Short task
Lines that include the word "content" are the ones to copy.

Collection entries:
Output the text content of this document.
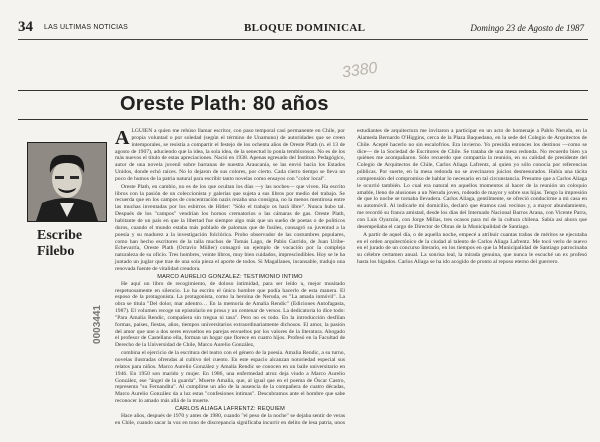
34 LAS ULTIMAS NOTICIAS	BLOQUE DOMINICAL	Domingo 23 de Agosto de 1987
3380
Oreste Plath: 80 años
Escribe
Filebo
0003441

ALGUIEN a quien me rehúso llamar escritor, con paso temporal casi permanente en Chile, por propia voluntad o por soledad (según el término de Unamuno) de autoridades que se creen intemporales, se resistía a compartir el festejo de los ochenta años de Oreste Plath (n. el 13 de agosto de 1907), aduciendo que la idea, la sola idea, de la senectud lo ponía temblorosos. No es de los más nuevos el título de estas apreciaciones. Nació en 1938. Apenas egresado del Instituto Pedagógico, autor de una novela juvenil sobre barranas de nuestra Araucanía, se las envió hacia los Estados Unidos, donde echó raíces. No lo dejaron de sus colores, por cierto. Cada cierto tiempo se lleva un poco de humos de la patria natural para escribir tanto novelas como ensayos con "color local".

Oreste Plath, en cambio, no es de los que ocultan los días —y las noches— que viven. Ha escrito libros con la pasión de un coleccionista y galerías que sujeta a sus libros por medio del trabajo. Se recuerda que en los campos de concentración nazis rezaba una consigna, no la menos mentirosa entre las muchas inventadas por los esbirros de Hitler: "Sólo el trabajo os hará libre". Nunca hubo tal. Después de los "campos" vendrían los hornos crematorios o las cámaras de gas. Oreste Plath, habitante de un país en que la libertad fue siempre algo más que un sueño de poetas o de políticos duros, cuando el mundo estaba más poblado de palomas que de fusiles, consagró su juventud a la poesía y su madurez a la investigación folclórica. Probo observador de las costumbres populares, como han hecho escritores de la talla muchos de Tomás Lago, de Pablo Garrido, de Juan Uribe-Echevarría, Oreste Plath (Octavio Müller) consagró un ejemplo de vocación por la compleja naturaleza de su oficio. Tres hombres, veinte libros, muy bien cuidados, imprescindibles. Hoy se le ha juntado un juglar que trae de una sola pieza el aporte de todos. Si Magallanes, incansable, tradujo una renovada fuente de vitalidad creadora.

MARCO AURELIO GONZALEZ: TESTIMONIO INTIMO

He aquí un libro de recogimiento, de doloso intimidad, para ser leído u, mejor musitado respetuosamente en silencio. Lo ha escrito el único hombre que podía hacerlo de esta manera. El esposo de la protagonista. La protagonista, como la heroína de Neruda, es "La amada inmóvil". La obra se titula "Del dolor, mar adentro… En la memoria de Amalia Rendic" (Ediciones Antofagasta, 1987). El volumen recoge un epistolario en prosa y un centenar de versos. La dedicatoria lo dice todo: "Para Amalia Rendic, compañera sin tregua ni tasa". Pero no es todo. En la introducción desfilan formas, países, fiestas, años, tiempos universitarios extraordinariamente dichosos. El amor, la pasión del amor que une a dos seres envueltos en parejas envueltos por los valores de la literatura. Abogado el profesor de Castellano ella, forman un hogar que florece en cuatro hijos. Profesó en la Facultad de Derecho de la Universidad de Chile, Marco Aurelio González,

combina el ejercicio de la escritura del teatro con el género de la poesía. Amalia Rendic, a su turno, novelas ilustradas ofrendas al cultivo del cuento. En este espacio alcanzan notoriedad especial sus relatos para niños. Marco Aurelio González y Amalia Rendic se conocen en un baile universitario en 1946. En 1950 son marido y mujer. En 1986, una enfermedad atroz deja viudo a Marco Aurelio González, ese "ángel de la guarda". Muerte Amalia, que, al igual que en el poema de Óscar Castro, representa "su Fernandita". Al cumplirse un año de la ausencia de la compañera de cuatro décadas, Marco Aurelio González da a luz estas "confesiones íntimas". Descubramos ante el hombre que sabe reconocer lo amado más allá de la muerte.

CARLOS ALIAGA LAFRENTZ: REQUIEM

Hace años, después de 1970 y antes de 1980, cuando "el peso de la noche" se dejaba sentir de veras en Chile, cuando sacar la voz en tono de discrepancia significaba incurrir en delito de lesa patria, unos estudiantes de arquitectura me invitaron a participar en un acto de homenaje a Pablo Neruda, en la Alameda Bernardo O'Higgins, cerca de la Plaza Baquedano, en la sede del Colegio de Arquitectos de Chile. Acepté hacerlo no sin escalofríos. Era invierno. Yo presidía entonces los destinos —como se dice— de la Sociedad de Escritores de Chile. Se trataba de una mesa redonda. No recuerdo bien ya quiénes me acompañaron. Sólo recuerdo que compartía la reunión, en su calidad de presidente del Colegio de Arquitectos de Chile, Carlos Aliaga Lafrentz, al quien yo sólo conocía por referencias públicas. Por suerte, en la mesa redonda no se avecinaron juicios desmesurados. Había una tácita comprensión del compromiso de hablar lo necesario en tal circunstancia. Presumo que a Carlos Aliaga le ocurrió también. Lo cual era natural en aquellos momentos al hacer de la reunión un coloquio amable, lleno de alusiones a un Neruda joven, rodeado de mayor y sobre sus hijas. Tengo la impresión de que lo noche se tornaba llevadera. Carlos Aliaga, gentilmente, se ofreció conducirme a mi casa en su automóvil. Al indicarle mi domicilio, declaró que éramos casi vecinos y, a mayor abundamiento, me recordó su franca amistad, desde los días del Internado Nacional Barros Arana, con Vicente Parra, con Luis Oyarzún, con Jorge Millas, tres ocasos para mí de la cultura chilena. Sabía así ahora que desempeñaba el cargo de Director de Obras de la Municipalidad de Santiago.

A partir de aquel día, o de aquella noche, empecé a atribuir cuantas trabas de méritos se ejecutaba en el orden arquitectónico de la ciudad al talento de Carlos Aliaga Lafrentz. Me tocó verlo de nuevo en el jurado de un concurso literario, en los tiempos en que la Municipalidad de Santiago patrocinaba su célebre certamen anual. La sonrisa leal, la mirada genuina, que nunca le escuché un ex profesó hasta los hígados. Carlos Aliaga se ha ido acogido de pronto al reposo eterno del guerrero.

---

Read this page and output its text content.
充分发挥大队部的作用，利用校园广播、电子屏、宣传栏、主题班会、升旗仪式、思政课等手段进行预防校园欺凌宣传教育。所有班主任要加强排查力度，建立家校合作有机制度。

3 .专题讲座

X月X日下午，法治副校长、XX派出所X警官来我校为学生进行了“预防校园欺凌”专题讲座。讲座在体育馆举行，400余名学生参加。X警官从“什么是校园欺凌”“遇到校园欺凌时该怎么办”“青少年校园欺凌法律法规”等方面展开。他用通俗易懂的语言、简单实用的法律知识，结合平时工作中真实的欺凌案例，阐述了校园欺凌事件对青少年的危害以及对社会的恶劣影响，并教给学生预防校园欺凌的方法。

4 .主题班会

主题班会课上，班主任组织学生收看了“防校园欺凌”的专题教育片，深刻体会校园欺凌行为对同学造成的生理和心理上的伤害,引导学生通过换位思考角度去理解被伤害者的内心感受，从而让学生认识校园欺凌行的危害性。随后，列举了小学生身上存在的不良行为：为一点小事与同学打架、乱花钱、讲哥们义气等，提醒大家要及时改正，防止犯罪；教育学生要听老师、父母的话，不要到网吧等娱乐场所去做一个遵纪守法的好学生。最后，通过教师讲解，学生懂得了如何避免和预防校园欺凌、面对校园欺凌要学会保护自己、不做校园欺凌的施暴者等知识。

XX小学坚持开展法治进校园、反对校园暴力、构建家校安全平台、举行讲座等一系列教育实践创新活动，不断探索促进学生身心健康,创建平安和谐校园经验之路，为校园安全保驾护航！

Expected output
Output the text content of this document.
Read this page and output its text content.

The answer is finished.